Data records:
_ _ _ _ _
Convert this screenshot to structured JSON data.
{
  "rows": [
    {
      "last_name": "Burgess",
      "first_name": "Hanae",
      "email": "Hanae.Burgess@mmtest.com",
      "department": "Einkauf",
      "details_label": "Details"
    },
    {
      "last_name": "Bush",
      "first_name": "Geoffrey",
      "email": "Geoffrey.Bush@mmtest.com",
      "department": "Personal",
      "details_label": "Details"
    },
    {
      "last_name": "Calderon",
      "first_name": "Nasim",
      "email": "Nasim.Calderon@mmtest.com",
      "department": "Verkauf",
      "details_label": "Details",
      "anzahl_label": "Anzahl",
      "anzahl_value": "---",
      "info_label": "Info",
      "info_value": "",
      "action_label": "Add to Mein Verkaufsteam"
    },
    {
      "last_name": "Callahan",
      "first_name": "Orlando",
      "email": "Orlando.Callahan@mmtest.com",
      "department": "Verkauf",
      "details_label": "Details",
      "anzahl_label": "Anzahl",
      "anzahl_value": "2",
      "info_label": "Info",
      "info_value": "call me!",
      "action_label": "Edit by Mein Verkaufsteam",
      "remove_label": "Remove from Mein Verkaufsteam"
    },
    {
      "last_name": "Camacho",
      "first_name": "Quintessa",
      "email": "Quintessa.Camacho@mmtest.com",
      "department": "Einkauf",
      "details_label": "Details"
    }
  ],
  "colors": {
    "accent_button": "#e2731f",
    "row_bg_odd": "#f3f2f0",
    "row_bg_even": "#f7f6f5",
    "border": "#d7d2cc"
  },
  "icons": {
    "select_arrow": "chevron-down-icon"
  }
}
_ _ _ _ _
WRITTEN EXERCISE: In the entries above, some lines may contain the string "Verkaufsteam"; report how many, without additional comment.

COMPLETE OUTPUT: 3